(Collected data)
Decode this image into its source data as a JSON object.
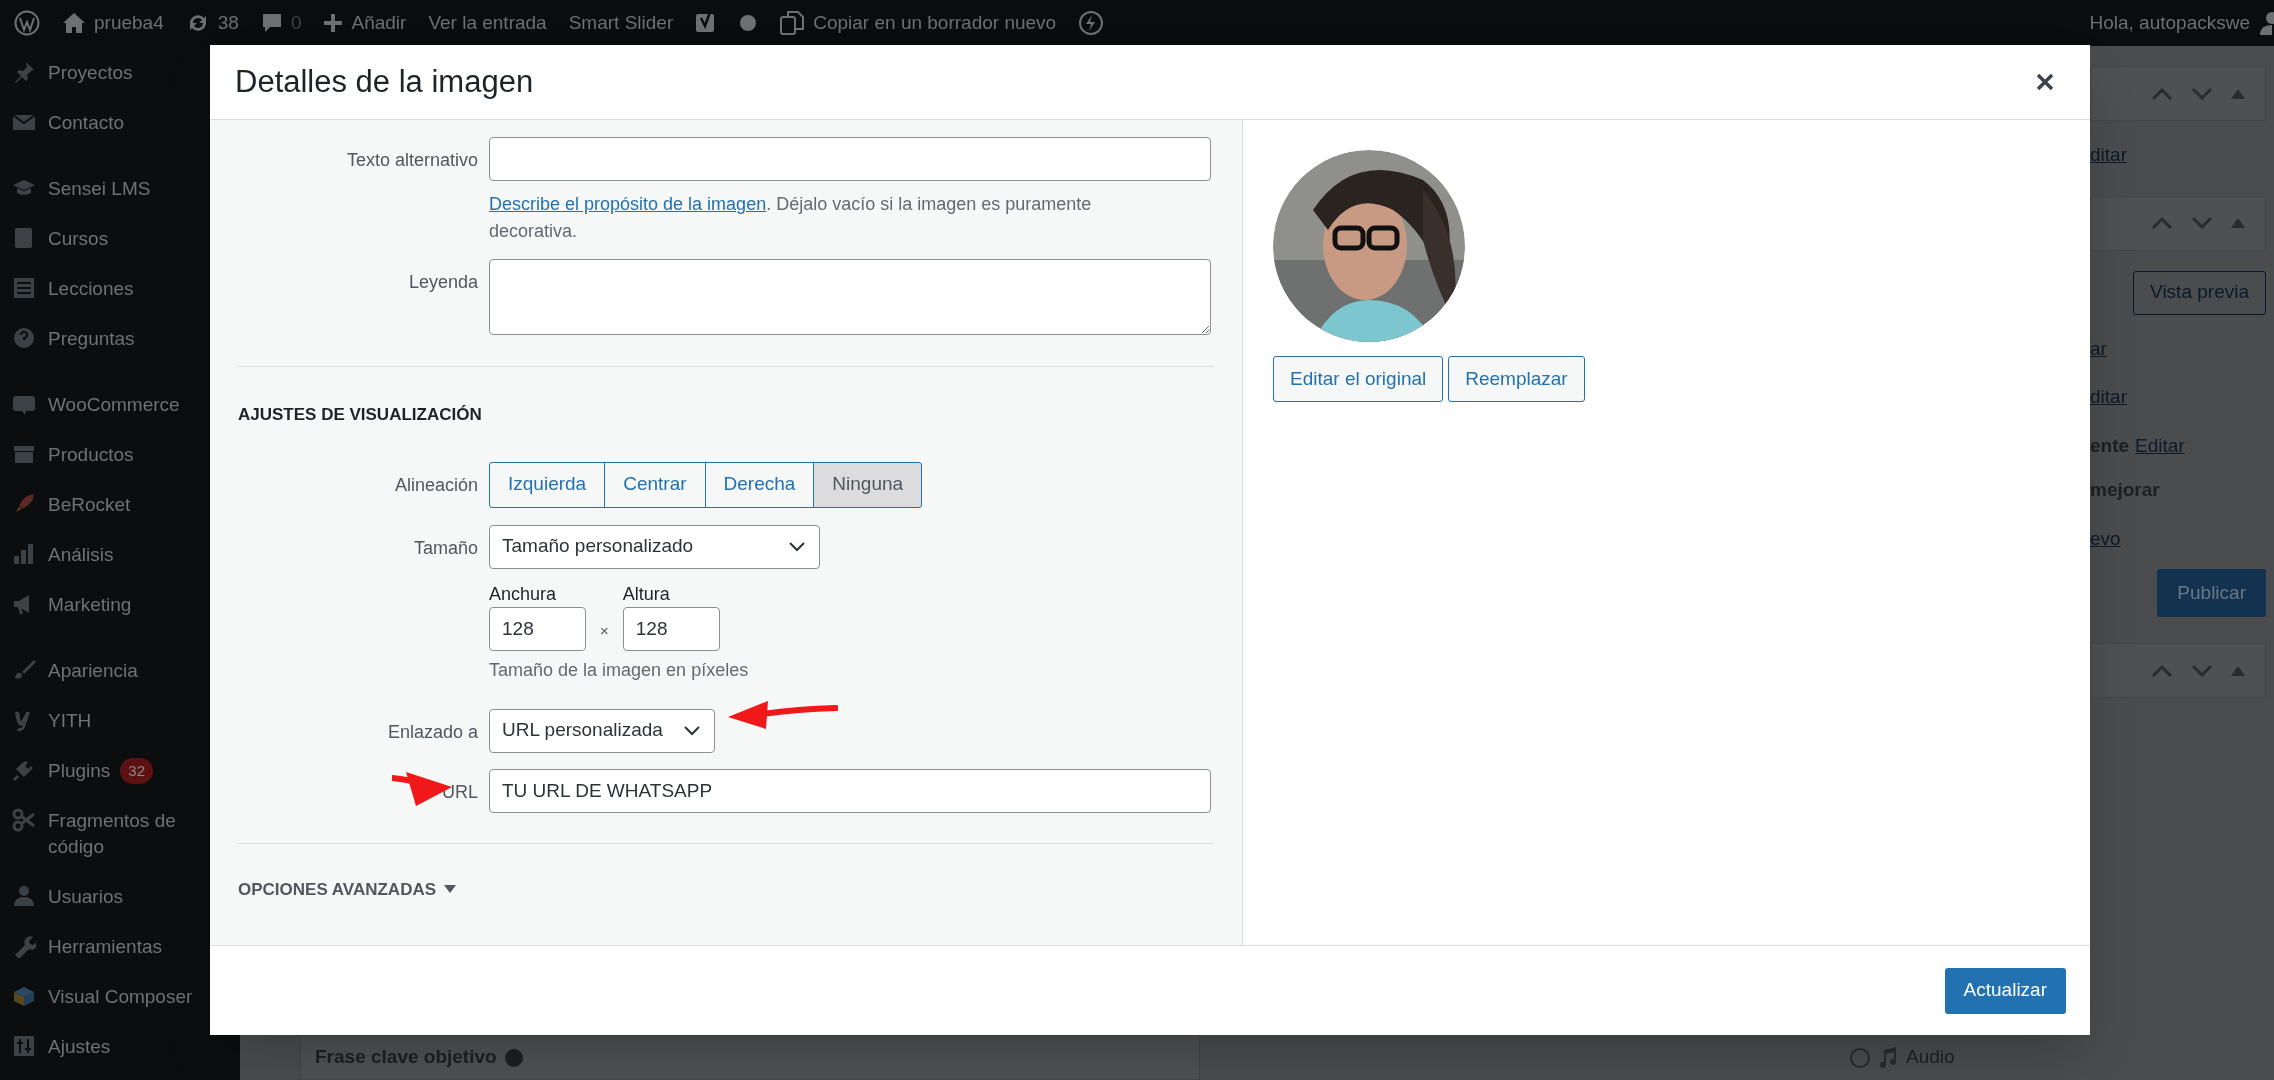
{
  "admin_bar": {
    "items": [
      {
        "kind": "logo"
      },
      {
        "kind": "site",
        "label": "prueba4"
      },
      {
        "kind": "updates",
        "label": "38"
      },
      {
        "kind": "comments",
        "label": "0"
      },
      {
        "kind": "new",
        "label": "Añadir"
      },
      {
        "kind": "text",
        "label": "Ver la entrada"
      },
      {
        "kind": "text",
        "label": "Smart Slider"
      },
      {
        "kind": "yoast"
      },
      {
        "kind": "dot"
      },
      {
        "kind": "copy",
        "label": "Copiar en un borrador nuevo"
      },
      {
        "kind": "bolt"
      }
    ],
    "greeting": "Hola, autopackswe"
  },
  "sidebar": {
    "groups": [
      [
        {
          "label": "Proyectos",
          "kind": "pin"
        },
        {
          "label": "Contacto",
          "kind": "mail"
        }
      ],
      [
        {
          "label": "Sensei LMS",
          "kind": "cap"
        },
        {
          "label": "Cursos",
          "kind": "book"
        },
        {
          "label": "Lecciones",
          "kind": "list"
        },
        {
          "label": "Preguntas",
          "kind": "help"
        }
      ],
      [
        {
          "label": "WooCommerce",
          "kind": "woo"
        },
        {
          "label": "Productos",
          "kind": "box"
        },
        {
          "label": "BeRocket",
          "kind": "rocket"
        },
        {
          "label": "Análisis",
          "kind": "bars"
        },
        {
          "label": "Marketing",
          "kind": "megaphone"
        }
      ],
      [
        {
          "label": "Apariencia",
          "kind": "brush"
        },
        {
          "label": "YITH",
          "kind": "yith"
        },
        {
          "label": "Plugins",
          "kind": "plug",
          "badge": "32"
        },
        {
          "label": "Fragmentos de código",
          "kind": "scissors"
        },
        {
          "label": "Usuarios",
          "kind": "user"
        },
        {
          "label": "Herramientas",
          "kind": "wrench"
        },
        {
          "label": "Visual Composer",
          "kind": "cube"
        },
        {
          "label": "Ajustes",
          "kind": "sliders"
        }
      ]
    ]
  },
  "background": {
    "right_fragments": [
      {
        "kind": "header"
      },
      {
        "kind": "link",
        "text": "ditar"
      },
      {
        "kind": "header"
      },
      {
        "kind": "button",
        "text": "Vista previa"
      },
      {
        "kind": "link",
        "text": "ar"
      },
      {
        "kind": "link",
        "text": "ditar"
      },
      {
        "kind": "mixed",
        "text": "ente",
        "link": "Editar"
      },
      {
        "kind": "bold",
        "text": "mejorar"
      },
      {
        "kind": "link",
        "text": "evo"
      },
      {
        "kind": "primary",
        "text": "Publicar"
      },
      {
        "kind": "header"
      }
    ],
    "focus_keyphrase": "Frase clave objetivo",
    "format_option": {
      "label": "Audio",
      "selected": false
    }
  },
  "modal": {
    "title": "Detalles de la imagen",
    "alt_text": {
      "label": "Texto alternativo",
      "help_link": "Describe el propósito de la imagen",
      "help_text": ". Déjalo vacío si la imagen es puramente decorativa."
    },
    "caption": {
      "label": "Leyenda"
    },
    "display_settings": {
      "heading": "AJUSTES DE VISUALIZACIÓN",
      "alignment": {
        "label": "Alineación",
        "options": [
          {
            "label": "Izquierda",
            "selected": false
          },
          {
            "label": "Centrar",
            "selected": false
          },
          {
            "label": "Derecha",
            "selected": false
          },
          {
            "label": "Ninguna",
            "selected": true
          }
        ]
      },
      "size": {
        "label": "Tamaño",
        "value": "Tamaño personalizado"
      },
      "dimensions": {
        "width_label": "Anchura",
        "width_value": "128",
        "separator": "×",
        "height_label": "Altura",
        "height_value": "128",
        "help": "Tamaño de la imagen en píxeles"
      },
      "link_to": {
        "label": "Enlazado a",
        "value": "URL personalizada"
      },
      "url": {
        "label": "URL",
        "value": "TU URL DE WHATSAPP"
      }
    },
    "advanced": {
      "label": "OPCIONES AVANZADAS",
      "expanded": false
    },
    "preview_buttons": [
      "Editar el original",
      "Reemplazar"
    ],
    "footer_button": "Actualizar"
  }
}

» **Prompt**:
Return the entries unchanged, save for the pictures, which do not belong in the copy.

» **Correct answer**:
Decode this image into its source data as a JSON object.
{
  "admin_bar": {
    "items": [
      {
        "kind": "logo"
      },
      {
        "kind": "site",
        "label": "prueba4"
      },
      {
        "kind": "updates",
        "label": "38"
      },
      {
        "kind": "comments",
        "label": "0"
      },
      {
        "kind": "new",
        "label": "Añadir"
      },
      {
        "kind": "text",
        "label": "Ver la entrada"
      },
      {
        "kind": "text",
        "label": "Smart Slider"
      },
      {
        "kind": "yoast"
      },
      {
        "kind": "dot"
      },
      {
        "kind": "copy",
        "label": "Copiar en un borrador nuevo"
      },
      {
        "kind": "bolt"
      }
    ],
    "greeting": "Hola, autopackswe"
  },
  "sidebar": {
    "groups": [
      [
        {
          "label": "Proyectos",
          "kind": "pin"
        },
        {
          "label": "Contacto",
          "kind": "mail"
        }
      ],
      [
        {
          "label": "Sensei LMS",
          "kind": "cap"
        },
        {
          "label": "Cursos",
          "kind": "book"
        },
        {
          "label": "Lecciones",
          "kind": "list"
        },
        {
          "label": "Preguntas",
          "kind": "help"
        }
      ],
      [
        {
          "label": "WooCommerce",
          "kind": "woo"
        },
        {
          "label": "Productos",
          "kind": "box"
        },
        {
          "label": "BeRocket",
          "kind": "rocket"
        },
        {
          "label": "Análisis",
          "kind": "bars"
        },
        {
          "label": "Marketing",
          "kind": "megaphone"
        }
      ],
      [
        {
          "label": "Apariencia",
          "kind": "brush"
        },
        {
          "label": "YITH",
          "kind": "yith"
        },
        {
          "label": "Plugins",
          "kind": "plug",
          "badge": "32"
        },
        {
          "label": "Fragmentos de código",
          "kind": "scissors"
        },
        {
          "label": "Usuarios",
          "kind": "user"
        },
        {
          "label": "Herramientas",
          "kind": "wrench"
        },
        {
          "label": "Visual Composer",
          "kind": "cube"
        },
        {
          "label": "Ajustes",
          "kind": "sliders"
        }
      ]
    ]
  },
  "background": {
    "right_fragments": [
      {
        "kind": "header"
      },
      {
        "kind": "link",
        "text": "ditar"
      },
      {
        "kind": "header"
      },
      {
        "kind": "button",
        "text": "Vista previa"
      },
      {
        "kind": "link",
        "text": "ar"
      },
      {
        "kind": "link",
        "text": "ditar"
      },
      {
        "kind": "mixed",
        "text": "ente",
        "link": "Editar"
      },
      {
        "kind": "bold",
        "text": "mejorar"
      },
      {
        "kind": "link",
        "text": "evo"
      },
      {
        "kind": "primary",
        "text": "Publicar"
      },
      {
        "kind": "header"
      }
    ],
    "focus_keyphrase": "Frase clave objetivo",
    "format_option": {
      "label": "Audio",
      "selected": false
    }
  },
  "modal": {
    "title": "Detalles de la imagen",
    "alt_text": {
      "label": "Texto alternativo",
      "help_link": "Describe el propósito de la imagen",
      "help_text": ". Déjalo vacío si la imagen es puramente decorativa."
    },
    "caption": {
      "label": "Leyenda"
    },
    "display_settings": {
      "heading": "AJUSTES DE VISUALIZACIÓN",
      "alignment": {
        "label": "Alineación",
        "options": [
          {
            "label": "Izquierda",
            "selected": false
          },
          {
            "label": "Centrar",
            "selected": false
          },
          {
            "label": "Derecha",
            "selected": false
          },
          {
            "label": "Ninguna",
            "selected": true
          }
        ]
      },
      "size": {
        "label": "Tamaño",
        "value": "Tamaño personalizado"
      },
      "dimensions": {
        "width_label": "Anchura",
        "width_value": "128",
        "separator": "×",
        "height_label": "Altura",
        "height_value": "128",
        "help": "Tamaño de la imagen en píxeles"
      },
      "link_to": {
        "label": "Enlazado a",
        "value": "URL personalizada"
      },
      "url": {
        "label": "URL",
        "value": "TU URL DE WHATSAPP"
      }
    },
    "advanced": {
      "label": "OPCIONES AVANZADAS",
      "expanded": false
    },
    "preview_buttons": [
      "Editar el original",
      "Reemplazar"
    ],
    "footer_button": "Actualizar"
  }
}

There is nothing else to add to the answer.